_STATED TASK:_
Below are records to repeat exactly. Omit the pictures from the copy.
━━━━━ RECORDS SUPPLIED ━━━━━
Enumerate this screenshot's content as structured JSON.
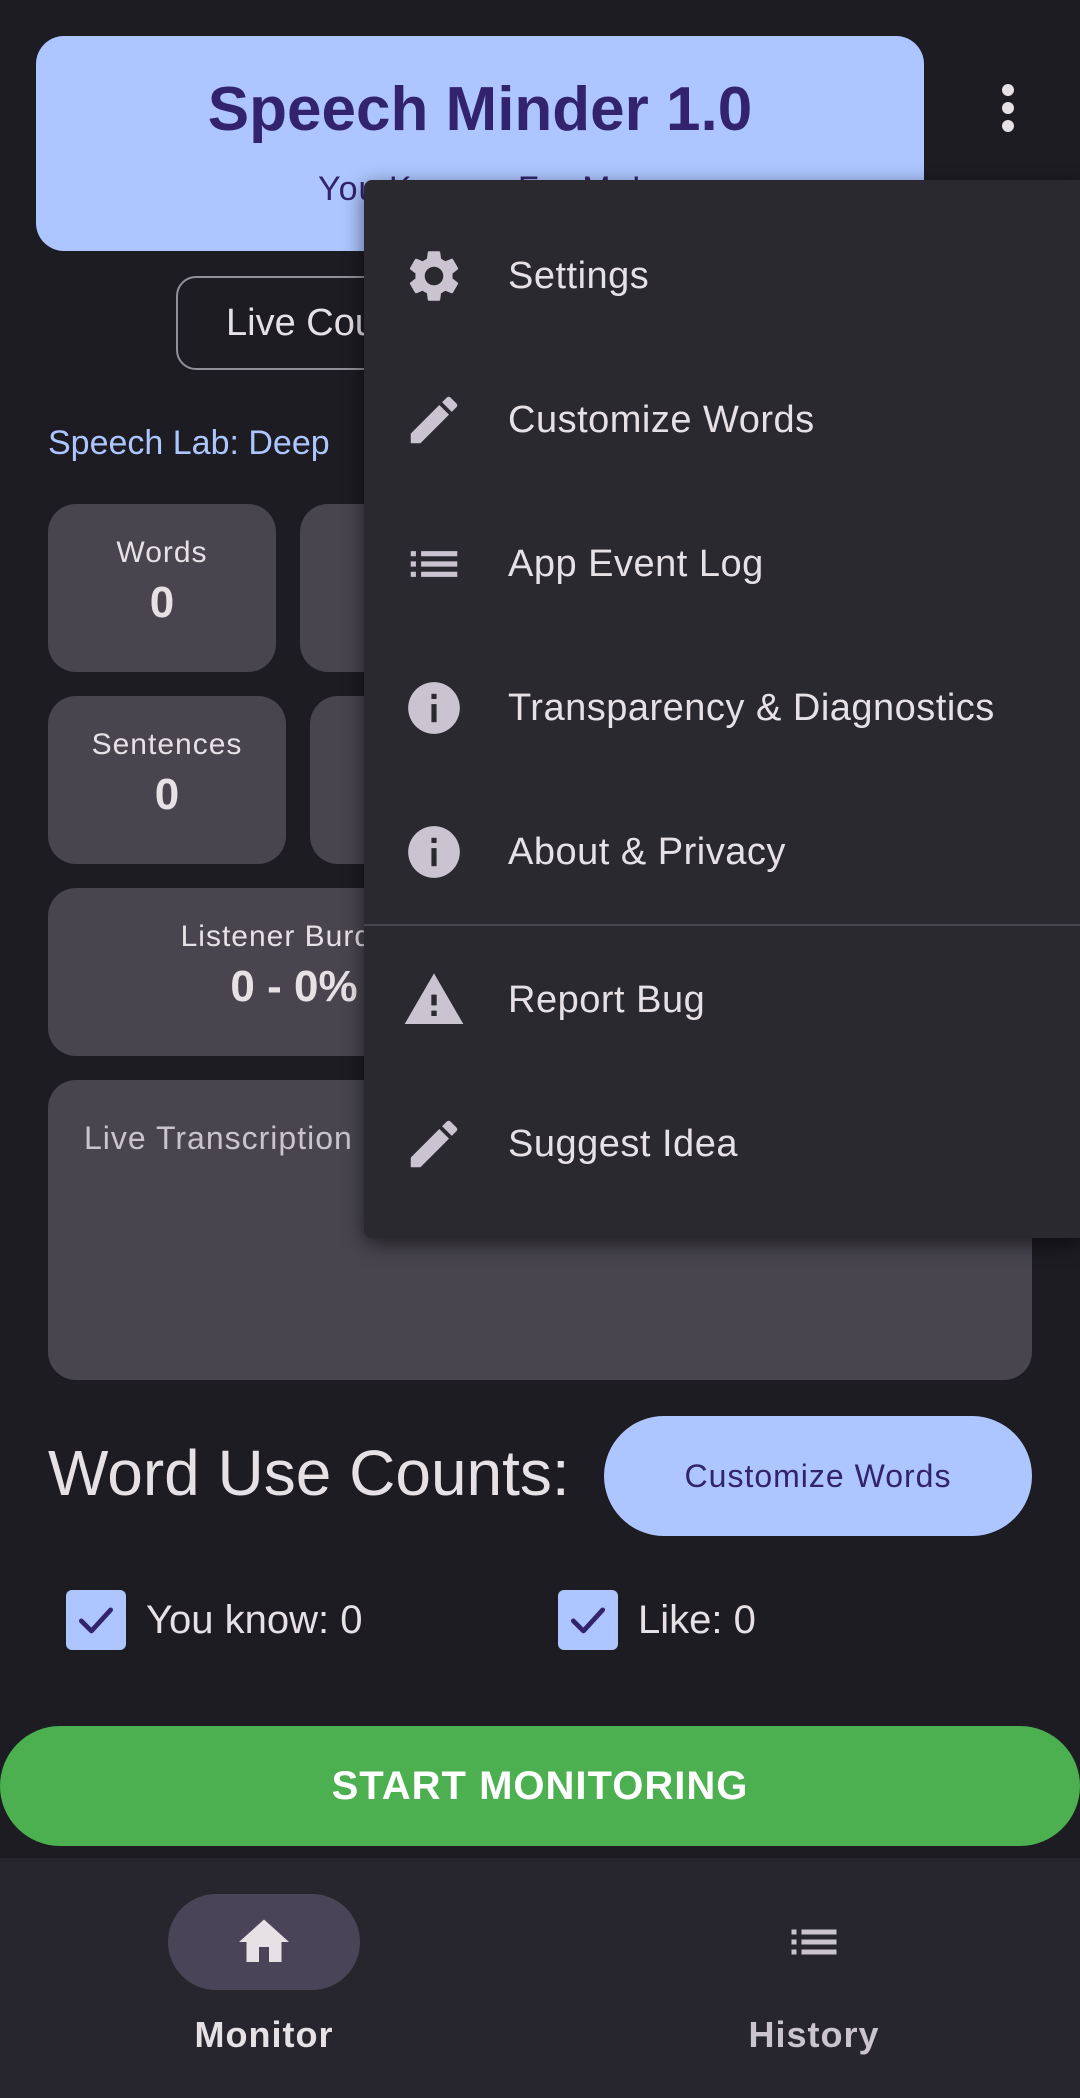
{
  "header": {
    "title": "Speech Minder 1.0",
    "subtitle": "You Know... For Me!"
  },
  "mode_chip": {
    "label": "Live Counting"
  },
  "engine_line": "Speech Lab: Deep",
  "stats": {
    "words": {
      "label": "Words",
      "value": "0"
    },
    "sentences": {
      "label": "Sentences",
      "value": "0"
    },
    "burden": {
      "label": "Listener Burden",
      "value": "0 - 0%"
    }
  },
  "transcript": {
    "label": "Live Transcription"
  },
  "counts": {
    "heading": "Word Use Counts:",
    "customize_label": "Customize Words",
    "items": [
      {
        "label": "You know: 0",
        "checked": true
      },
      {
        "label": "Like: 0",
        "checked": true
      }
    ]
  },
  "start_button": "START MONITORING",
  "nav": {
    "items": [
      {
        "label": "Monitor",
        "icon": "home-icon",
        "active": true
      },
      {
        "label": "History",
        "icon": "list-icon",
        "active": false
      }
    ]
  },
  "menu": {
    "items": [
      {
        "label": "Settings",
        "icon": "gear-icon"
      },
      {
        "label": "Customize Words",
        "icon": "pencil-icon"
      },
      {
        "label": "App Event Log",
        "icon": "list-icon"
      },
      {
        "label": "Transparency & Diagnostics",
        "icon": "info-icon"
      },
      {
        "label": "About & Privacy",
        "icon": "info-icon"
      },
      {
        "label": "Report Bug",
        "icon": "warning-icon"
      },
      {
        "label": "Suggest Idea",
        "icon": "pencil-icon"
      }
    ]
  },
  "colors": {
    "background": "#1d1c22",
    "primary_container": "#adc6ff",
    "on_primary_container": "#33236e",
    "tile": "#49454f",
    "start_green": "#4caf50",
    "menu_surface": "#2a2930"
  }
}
━━━━━
_SOLUTION FOR THIS PROBLEM:_
Enumerate this screenshot's content as structured JSON.
{
  "header": {
    "title": "Speech Minder 1.0",
    "subtitle": "You Know... For Me!"
  },
  "mode_chip": {
    "label": "Live Counting"
  },
  "engine_line": "Speech Lab: Deep",
  "stats": {
    "words": {
      "label": "Words",
      "value": "0"
    },
    "sentences": {
      "label": "Sentences",
      "value": "0"
    },
    "burden": {
      "label": "Listener Burden",
      "value": "0 - 0%"
    }
  },
  "transcript": {
    "label": "Live Transcription"
  },
  "counts": {
    "heading": "Word Use Counts:",
    "customize_label": "Customize Words",
    "items": [
      {
        "label": "You know: 0",
        "checked": true
      },
      {
        "label": "Like: 0",
        "checked": true
      }
    ]
  },
  "start_button": "START MONITORING",
  "nav": {
    "items": [
      {
        "label": "Monitor",
        "icon": "home-icon",
        "active": true
      },
      {
        "label": "History",
        "icon": "list-icon",
        "active": false
      }
    ]
  },
  "menu": {
    "items": [
      {
        "label": "Settings",
        "icon": "gear-icon"
      },
      {
        "label": "Customize Words",
        "icon": "pencil-icon"
      },
      {
        "label": "App Event Log",
        "icon": "list-icon"
      },
      {
        "label": "Transparency & Diagnostics",
        "icon": "info-icon"
      },
      {
        "label": "About & Privacy",
        "icon": "info-icon"
      },
      {
        "label": "Report Bug",
        "icon": "warning-icon"
      },
      {
        "label": "Suggest Idea",
        "icon": "pencil-icon"
      }
    ]
  },
  "colors": {
    "background": "#1d1c22",
    "primary_container": "#adc6ff",
    "on_primary_container": "#33236e",
    "tile": "#49454f",
    "start_green": "#4caf50",
    "menu_surface": "#2a2930"
  }
}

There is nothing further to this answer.